**GOAL**
Pick out every line in the data below that holds "Relative".

**MATERIAL TO PROCESS**

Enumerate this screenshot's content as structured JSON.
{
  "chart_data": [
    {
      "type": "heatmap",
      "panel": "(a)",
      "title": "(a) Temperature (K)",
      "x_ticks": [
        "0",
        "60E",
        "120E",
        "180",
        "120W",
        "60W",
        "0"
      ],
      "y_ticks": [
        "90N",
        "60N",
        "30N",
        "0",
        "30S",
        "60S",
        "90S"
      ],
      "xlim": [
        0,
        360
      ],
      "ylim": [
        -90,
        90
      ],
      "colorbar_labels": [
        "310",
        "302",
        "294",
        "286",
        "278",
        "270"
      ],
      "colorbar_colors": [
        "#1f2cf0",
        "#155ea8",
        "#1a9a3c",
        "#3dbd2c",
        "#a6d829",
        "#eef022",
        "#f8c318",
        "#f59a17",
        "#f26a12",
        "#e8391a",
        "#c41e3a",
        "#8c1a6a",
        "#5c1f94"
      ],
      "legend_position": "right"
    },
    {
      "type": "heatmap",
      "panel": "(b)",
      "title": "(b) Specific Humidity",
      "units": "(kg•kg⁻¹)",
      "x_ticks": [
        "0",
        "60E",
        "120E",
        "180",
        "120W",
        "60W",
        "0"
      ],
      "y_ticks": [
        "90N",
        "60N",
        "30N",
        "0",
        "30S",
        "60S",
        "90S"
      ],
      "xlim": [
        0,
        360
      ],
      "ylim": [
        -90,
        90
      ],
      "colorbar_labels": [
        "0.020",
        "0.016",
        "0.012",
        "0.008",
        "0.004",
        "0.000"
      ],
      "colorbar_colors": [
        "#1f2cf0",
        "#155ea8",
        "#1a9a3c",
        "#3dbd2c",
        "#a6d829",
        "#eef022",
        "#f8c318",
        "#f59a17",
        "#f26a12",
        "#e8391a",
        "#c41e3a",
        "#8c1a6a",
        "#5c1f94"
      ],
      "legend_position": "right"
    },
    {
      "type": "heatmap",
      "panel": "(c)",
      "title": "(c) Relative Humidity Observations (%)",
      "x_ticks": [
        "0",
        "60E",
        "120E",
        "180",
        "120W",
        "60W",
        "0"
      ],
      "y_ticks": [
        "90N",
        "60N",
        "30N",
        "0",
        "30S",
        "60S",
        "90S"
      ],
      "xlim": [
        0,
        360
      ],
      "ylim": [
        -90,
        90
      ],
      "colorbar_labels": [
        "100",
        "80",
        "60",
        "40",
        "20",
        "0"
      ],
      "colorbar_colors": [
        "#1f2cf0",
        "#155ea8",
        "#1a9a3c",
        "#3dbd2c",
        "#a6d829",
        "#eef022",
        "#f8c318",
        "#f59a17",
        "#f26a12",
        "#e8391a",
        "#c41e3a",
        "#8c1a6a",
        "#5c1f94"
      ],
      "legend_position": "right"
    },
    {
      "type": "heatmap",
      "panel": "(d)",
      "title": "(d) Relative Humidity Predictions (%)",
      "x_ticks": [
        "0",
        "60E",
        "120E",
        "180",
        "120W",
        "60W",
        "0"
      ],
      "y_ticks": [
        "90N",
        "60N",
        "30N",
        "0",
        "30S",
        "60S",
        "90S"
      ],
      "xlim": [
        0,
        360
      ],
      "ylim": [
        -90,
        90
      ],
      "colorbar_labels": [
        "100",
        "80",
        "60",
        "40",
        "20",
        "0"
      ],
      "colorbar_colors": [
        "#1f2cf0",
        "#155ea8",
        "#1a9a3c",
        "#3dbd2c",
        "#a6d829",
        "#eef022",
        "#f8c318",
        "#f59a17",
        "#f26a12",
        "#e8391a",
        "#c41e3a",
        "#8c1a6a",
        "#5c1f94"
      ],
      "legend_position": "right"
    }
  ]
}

**FINISHED ANSWER**
      "title": "(c) Relative Humidity Observations (%)",
      "title": "(d) Relative Humidity Predictions (%)",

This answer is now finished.